Claim 6.$|(V_1\cup V_2)\backslash (U_1^u\cup U_2^u\cup U_1^v\cup U_2^v)|=2$ and the two vertices in $(V_1\cup V_2)\backslash (U_1^u\cup U_2^u\cup U_1^v\cup U_2^v)$ are adjacent in $\overline{G}$. Define a 2RiDF $g^{\prime }$ of $\overline{G}\left[V_0\right]$ as: $g^{\prime }\left(u\right)=g^{\prime }\left(v\right)=1$. Suppose that $|(V_1\cup V_2)\backslash (U_1^u\cup U_2^u\cup U_1^v\cup U_2^v)|\le 1$. Since $V_1$ and $V_2$ are cliques in $\overline{G}$ and every vertex in $U_1^u\cup U_2^u\cup U_1^v\cup U_2^v$ is adjacent to u or v in $\overline{G}$, by Lemma 2 we are able to extend $g^{\prime }$ to a 2RiDF g of $\overline{G}$ under which at most one vertex in $V_i,$$i\in [1,2]$, is not assigned value 0 (here if $(V_1\cup V_2)\backslash (U_1^u\cup U_2^u\cup U_1^v\cup U_2^v)$ contains a vertex, say w, then let $g\left(w\right)=2$). Clearly, $w\left(g\right)=w\left(g^{\prime }\right)+2\le \left|V_0\right|+2$, a contradiction. Moreover, if $(V_1\cup V_2)\backslash (U_1^u\cup U_2^u\cup U_1^v\cup U_2^v)$ contains two nonadjacent vertices in $\overline{G}$, say $w_1,w_2$, then $w_1$ and $w_2$ are not in the same set $V_i$ for some $i\in [1,2]$. Therefore, we can extend $g^{\prime }$ to a 2RiDF g of $\overline{G}$ via letting $g^{\prime }\left(x\right)=0$ when x is in $(V_1\cup V_2)\backslash \{w_1,w_2\}$ and $g^{\prime }\left(w_1\right)=g^{\prime }\left(w_2\right)=2$. However, $w\left(g\right)=w\left(g^{\prime }\right)+2\le \left|V_0\right|+2$, a contradiction. This completes the proof of Claim 6.

= = = = =

GOALS
A. In the proof of Claim 6, what value does the 2RiDF $g'$ of $\overline{G}[V_0]$ assign to the vertices u and v?
B. Which sets does the proof of Claim 6 take together as the union removed from $V_1\cup V_2$? List them all.
C. Write the text that follows the last sentence of the proof of Claim 6.

[Records drawn from a data source]

= = = = =

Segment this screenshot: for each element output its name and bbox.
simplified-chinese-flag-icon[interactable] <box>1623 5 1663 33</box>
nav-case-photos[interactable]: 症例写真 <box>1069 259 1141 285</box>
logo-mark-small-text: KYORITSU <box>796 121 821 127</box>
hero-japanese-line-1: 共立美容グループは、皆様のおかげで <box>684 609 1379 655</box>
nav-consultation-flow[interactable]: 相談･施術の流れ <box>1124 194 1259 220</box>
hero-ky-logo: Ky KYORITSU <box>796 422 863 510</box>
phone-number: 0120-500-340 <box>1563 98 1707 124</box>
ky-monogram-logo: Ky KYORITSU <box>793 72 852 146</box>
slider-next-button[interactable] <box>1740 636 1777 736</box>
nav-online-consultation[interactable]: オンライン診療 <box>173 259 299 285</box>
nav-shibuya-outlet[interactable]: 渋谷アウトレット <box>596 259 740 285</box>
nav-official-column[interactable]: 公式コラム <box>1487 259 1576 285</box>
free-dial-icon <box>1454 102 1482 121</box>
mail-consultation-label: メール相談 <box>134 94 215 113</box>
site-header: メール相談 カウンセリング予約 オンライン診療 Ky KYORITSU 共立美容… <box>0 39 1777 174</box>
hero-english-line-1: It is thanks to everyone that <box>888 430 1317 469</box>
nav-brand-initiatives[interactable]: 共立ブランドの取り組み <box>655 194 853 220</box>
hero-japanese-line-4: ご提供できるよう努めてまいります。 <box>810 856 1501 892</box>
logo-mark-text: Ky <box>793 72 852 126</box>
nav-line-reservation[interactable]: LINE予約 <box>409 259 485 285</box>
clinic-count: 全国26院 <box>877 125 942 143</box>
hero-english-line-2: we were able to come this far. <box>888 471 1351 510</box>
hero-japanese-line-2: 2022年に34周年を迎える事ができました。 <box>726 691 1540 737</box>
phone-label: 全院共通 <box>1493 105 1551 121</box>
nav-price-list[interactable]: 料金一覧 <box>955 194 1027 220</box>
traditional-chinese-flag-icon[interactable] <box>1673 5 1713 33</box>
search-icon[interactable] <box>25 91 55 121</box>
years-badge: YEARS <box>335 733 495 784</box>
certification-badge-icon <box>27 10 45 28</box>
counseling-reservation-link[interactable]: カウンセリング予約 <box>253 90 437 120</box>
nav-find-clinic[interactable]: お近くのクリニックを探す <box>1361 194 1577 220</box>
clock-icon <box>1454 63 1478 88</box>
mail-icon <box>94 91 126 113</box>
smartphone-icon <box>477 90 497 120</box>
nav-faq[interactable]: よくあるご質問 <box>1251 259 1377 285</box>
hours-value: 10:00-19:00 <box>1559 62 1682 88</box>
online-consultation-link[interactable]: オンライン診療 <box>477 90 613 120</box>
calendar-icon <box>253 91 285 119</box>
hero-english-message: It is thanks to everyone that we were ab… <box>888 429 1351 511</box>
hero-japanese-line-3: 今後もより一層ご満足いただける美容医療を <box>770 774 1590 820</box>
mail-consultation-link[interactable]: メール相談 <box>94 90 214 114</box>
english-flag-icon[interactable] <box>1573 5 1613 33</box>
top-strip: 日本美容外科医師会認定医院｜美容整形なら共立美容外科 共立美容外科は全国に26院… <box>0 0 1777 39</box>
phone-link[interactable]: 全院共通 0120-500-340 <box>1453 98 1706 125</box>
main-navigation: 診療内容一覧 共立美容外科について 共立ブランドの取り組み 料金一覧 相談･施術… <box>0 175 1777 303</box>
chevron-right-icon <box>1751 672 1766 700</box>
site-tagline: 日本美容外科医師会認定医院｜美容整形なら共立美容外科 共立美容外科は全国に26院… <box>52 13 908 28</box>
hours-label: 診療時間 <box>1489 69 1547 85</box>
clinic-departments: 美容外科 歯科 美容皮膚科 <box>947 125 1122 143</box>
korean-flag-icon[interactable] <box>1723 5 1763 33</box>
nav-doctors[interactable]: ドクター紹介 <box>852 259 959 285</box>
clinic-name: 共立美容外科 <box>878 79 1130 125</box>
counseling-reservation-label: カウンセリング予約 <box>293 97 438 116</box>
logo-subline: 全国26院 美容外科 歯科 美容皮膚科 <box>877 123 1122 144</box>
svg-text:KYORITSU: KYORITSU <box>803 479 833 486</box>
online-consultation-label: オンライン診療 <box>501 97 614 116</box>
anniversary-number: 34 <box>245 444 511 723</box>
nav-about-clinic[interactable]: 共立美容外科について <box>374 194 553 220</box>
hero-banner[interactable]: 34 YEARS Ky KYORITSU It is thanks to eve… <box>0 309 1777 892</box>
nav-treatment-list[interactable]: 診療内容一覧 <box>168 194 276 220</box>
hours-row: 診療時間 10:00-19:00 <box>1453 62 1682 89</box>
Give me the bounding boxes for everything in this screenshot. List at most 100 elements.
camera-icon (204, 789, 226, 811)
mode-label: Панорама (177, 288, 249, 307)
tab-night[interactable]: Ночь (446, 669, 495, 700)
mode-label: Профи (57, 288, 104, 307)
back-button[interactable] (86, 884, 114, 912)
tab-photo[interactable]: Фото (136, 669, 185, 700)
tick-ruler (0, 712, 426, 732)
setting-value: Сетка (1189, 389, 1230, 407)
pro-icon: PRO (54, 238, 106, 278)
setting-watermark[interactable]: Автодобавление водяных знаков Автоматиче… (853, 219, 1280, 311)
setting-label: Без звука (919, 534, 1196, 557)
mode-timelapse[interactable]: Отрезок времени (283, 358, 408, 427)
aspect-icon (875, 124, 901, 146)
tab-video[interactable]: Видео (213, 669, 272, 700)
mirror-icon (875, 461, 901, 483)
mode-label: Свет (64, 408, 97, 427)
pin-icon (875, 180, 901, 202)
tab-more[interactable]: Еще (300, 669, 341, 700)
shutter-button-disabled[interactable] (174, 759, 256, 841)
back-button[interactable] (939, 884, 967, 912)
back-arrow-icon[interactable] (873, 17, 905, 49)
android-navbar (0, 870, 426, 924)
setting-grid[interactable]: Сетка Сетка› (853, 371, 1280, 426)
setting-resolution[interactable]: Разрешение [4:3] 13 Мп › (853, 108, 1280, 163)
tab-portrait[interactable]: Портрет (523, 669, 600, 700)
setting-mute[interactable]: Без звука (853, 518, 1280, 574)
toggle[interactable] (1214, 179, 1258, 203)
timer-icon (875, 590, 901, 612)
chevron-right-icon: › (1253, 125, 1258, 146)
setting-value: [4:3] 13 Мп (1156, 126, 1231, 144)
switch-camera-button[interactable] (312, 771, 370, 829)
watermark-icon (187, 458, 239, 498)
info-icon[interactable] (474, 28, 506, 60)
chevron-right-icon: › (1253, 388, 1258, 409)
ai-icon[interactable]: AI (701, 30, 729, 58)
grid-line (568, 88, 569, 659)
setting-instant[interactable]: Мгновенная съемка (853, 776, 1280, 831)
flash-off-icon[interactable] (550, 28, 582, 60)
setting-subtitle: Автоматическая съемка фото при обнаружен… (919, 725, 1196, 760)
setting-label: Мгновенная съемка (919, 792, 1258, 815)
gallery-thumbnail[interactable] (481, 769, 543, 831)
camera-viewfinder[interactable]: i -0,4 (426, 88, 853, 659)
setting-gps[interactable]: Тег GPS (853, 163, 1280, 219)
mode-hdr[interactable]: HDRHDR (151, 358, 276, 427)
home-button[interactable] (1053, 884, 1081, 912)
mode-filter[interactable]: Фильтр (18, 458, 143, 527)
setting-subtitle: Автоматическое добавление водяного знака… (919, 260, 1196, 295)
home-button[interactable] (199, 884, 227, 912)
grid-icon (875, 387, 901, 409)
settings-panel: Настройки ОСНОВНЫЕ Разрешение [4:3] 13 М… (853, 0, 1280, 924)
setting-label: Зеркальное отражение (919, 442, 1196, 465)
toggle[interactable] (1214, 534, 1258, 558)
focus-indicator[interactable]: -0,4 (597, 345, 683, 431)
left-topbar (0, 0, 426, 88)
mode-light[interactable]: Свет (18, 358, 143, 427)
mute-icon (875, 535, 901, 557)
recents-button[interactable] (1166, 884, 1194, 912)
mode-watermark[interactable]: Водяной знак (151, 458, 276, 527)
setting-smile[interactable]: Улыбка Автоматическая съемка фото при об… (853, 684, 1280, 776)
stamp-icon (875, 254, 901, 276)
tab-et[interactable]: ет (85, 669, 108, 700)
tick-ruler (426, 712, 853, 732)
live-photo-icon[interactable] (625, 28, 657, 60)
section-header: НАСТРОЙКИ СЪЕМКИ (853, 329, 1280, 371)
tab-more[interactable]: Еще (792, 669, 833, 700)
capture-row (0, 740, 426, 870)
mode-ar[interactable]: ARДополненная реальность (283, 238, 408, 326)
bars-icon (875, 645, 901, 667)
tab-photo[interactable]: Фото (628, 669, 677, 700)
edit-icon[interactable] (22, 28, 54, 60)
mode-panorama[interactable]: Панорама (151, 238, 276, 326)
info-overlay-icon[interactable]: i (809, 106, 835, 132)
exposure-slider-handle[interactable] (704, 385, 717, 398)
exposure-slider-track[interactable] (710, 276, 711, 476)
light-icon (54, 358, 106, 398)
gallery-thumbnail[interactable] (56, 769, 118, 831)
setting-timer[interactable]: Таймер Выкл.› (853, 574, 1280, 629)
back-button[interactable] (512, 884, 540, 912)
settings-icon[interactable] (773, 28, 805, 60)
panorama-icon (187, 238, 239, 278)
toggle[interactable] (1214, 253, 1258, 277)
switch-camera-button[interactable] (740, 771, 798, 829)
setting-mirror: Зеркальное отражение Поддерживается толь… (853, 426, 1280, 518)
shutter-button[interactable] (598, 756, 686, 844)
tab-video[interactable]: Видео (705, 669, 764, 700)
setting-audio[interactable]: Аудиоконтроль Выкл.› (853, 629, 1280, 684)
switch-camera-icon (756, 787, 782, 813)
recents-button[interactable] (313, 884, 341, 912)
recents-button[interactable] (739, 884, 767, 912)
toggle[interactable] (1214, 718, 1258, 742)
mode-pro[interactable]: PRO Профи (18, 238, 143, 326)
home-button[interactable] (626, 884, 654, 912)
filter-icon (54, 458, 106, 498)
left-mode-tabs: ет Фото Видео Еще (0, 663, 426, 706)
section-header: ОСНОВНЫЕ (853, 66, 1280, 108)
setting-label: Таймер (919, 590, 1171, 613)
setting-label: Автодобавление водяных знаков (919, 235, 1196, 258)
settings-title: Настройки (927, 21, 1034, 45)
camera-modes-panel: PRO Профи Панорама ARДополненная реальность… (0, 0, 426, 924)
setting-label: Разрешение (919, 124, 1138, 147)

= = = = =

RESPONSES
A. It assigns the value 1 to both u and v.

B. $U_1^u$, $U_2^u$, $U_1^v$, $U_2^v$

C.
By Claim 6, $(V_1\cup V_2)\backslash (U_1^u\cup U_2^u\cup U_1^v\cup U_2^v)$ contains two adjacent vertices in $\overline{G}$, say $w_1,w_2$. If there exists a $z\in (V_0\backslash \{u,v\})$ s.t. $z{w}_1\in E\left(\overline{G}\right)$ (or $z{w}_2\in E\left(\overline{G}\right)$), then set $g^{\prime }$ as: $g^{\prime }\left(z\right)=g^{\prime }\left(u\right)=g^{\prime }\left(v\right)=1$, $g^{\prime }\left(w_1\right)=0$ (or $g^{\prime }\left(w_2\right)=0$), $g^{\prime }\left(w_2\right)=2$ (or $g^{\prime }\left(w_1\right)=2$). Since in $\overline{G}$ every vertex in $(V_1\cup V_2)\backslash \left\{w_2\right\}$ has a neighbor in $\{z,u,v\}$ and every vertex in $V^{\prime }\backslash \left\{w_2\right\}$ is a neighbor of $w_2$, where $w_2\in V^{\prime }$ for some $V^{\prime }\in \{V_1,V_2\}$, we can extend $g^{\prime }$ to a 2RiDF g of $\overline{G}$ according to Lemma 2. Under g, every vertex in $V^{\prime }\backslash \left\{w_2\right\}$ is assigned value 0 and at most one vertex in $\{V_1,V_2\}\backslash V^{\prime }$ is not assigned value 0. Therefore, $w\left(g\right)\le |V_0|+2$, a contradiction. This demonstrates that in $\overline{G}$ no vertex in $V_0$ is adjacent to $\{w_1,w_2\}$. Furthermore, if there is a $z\in V_0\backslash \{u,v\}$, then by Claim 6 we have $(V_1\cup V_2)\backslash (U_1^u\cup U_2^u\cup U_1^z\cup U_2^z)=\{w_1,w_2\}$ and $(V_1\cup V_2)\backslash (U_1^v\cup U_2^v\cup U_1^z\cup U_2^z)=\{w_1,w_2\}$, which implies that $N_{\overline{G}}\left(z\right)=U_1^u\cup U_2^u\cup U_1^v\cup U_2^v$. Set $g^{\prime }$ as: $g^{\prime }\left(z\right)=1,g^{\prime }\left(u\right)=g^{\prime }\left(v\right)=2$ and $g^{\prime }\left(x\right)=0$ for $x\in U_1^u\cup U_2^u\cup U_1^v\cup U_2^v$. Then, $g^{\prime }$ is a 2RiDF of $\overline{G}-(\{w_1,w_2\}\cup (V_0\backslash \{u,v,z\}))$ with weight 3, and we can extend $g^{\prime }$ to a 2RiDF of $\overline{G}$ with weight at most $\left(\right|V_0|+2-3)+3=|V_0|+2$ according to Lemma 2, a contradiction. So far, we have shown that $V_0=\{u,v\}$, that is, ${\gamma }_{\mathrm{ri}2}\left(G\right)=n-2$.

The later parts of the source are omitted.